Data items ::
>>>

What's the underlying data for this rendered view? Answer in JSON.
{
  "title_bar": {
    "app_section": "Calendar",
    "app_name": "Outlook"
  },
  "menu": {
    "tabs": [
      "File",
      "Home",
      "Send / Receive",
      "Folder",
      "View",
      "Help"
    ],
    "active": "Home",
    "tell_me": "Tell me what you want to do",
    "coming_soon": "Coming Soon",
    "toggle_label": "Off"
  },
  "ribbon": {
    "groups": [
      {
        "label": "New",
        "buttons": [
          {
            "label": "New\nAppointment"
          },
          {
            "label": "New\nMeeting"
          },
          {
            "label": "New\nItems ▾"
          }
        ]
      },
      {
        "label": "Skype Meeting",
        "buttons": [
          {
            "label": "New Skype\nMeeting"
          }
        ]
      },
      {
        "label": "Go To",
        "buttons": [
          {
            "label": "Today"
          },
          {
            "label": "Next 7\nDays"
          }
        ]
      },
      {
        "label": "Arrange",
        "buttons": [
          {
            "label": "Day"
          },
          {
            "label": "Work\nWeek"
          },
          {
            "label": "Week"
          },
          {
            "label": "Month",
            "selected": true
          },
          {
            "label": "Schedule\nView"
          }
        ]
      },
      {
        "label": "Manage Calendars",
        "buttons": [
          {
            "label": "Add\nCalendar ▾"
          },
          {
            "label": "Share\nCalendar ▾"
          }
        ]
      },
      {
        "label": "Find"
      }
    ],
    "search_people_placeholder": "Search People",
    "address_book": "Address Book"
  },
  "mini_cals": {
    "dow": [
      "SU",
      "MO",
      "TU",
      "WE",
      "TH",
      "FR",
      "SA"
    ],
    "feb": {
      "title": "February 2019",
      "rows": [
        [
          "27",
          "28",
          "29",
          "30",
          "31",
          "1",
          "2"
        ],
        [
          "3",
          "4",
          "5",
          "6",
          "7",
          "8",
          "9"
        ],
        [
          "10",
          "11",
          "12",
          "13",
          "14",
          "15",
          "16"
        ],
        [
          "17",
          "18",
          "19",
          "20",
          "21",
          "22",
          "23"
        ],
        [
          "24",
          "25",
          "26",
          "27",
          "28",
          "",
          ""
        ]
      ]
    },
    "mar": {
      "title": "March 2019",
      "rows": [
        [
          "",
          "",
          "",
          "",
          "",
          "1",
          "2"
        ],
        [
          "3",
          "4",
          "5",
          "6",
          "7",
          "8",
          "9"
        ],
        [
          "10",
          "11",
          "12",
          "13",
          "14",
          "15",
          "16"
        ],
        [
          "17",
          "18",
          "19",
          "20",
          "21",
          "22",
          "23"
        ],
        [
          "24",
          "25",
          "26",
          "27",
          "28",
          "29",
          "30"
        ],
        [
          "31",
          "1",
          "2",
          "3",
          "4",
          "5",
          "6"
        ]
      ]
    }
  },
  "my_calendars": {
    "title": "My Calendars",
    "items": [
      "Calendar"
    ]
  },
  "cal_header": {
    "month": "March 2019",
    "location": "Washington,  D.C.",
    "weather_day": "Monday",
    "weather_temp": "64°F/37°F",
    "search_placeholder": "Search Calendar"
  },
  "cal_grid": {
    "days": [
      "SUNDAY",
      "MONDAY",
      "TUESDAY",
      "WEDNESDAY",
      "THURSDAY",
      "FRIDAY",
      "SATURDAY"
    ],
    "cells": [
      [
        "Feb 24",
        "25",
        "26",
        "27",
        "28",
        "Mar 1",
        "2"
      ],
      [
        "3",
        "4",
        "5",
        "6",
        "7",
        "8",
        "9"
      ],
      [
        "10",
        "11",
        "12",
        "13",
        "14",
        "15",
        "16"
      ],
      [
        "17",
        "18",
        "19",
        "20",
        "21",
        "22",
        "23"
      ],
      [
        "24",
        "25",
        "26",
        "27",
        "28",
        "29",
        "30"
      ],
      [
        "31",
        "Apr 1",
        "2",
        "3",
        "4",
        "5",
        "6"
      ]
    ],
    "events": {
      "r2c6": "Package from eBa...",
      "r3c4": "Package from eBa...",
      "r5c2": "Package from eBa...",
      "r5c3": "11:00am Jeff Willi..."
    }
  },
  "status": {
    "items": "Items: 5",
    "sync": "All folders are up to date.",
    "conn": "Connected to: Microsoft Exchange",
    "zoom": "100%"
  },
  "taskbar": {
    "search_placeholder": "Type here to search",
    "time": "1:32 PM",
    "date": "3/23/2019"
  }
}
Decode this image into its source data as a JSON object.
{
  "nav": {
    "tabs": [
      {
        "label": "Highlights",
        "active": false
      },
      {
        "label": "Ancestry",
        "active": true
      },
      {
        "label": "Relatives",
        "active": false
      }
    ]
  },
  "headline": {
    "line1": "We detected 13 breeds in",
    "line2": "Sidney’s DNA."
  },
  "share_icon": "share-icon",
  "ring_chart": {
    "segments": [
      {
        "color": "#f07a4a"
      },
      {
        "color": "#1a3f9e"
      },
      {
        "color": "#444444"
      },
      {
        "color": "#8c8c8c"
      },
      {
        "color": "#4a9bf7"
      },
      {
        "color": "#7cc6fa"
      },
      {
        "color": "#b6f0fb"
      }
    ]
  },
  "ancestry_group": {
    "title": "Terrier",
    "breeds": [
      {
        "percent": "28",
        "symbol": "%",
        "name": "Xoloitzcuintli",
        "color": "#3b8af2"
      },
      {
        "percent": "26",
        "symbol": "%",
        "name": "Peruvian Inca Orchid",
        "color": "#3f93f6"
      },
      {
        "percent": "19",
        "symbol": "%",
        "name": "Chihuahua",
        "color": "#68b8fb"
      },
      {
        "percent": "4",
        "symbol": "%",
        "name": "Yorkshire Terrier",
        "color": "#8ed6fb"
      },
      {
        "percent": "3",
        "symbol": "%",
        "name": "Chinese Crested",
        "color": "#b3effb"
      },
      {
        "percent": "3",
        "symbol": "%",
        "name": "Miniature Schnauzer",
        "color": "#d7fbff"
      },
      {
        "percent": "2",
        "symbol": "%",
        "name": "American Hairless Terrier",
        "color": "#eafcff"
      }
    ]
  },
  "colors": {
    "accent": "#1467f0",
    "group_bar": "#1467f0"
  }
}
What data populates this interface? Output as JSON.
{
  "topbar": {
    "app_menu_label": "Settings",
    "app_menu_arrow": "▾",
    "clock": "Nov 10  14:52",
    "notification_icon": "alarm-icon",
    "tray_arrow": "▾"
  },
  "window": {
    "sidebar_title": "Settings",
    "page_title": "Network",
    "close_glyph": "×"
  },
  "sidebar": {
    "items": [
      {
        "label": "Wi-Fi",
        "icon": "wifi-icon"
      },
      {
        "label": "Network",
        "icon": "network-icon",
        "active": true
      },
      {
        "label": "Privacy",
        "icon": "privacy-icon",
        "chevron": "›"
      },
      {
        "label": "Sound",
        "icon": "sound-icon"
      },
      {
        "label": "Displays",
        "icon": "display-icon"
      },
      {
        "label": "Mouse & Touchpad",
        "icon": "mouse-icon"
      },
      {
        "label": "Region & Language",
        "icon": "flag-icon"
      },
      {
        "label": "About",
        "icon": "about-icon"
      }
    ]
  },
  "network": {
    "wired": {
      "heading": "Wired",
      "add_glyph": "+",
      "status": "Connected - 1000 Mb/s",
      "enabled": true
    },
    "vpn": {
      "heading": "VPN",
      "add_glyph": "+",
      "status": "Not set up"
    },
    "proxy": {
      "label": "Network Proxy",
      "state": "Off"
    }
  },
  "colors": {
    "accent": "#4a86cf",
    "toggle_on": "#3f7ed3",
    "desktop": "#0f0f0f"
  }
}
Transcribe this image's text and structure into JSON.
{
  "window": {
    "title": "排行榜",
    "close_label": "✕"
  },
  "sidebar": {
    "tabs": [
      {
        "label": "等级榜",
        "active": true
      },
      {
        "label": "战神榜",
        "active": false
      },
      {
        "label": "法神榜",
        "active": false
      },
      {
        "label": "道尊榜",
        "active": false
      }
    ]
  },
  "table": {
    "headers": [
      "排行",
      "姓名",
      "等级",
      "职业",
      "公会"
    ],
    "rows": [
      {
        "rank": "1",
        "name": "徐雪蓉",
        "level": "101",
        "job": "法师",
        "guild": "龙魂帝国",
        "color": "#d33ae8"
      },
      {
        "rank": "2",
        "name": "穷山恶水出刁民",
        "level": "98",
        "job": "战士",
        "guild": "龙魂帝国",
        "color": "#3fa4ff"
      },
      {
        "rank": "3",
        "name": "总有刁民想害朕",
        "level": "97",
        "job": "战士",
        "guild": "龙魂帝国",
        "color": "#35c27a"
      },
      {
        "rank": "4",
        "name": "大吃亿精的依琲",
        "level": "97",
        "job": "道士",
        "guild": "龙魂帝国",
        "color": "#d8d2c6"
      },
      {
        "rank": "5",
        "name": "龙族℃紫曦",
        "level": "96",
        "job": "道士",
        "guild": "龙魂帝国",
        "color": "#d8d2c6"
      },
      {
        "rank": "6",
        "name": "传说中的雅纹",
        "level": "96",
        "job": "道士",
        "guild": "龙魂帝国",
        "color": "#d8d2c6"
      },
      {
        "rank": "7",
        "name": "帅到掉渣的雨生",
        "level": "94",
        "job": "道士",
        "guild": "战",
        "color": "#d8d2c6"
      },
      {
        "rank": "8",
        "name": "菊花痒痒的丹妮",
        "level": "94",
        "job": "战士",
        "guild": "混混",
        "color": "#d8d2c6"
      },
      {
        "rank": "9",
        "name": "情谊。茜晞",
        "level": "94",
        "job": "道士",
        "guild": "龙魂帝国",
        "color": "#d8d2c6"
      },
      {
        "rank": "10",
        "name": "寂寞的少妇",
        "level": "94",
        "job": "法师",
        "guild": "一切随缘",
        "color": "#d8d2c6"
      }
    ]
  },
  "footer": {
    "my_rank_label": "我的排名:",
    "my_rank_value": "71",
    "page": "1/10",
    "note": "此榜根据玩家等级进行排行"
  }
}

<<<

Goal of the exercise ::
Find every line holding the word "Package"; give their count and nothing else.

Full solution ::
3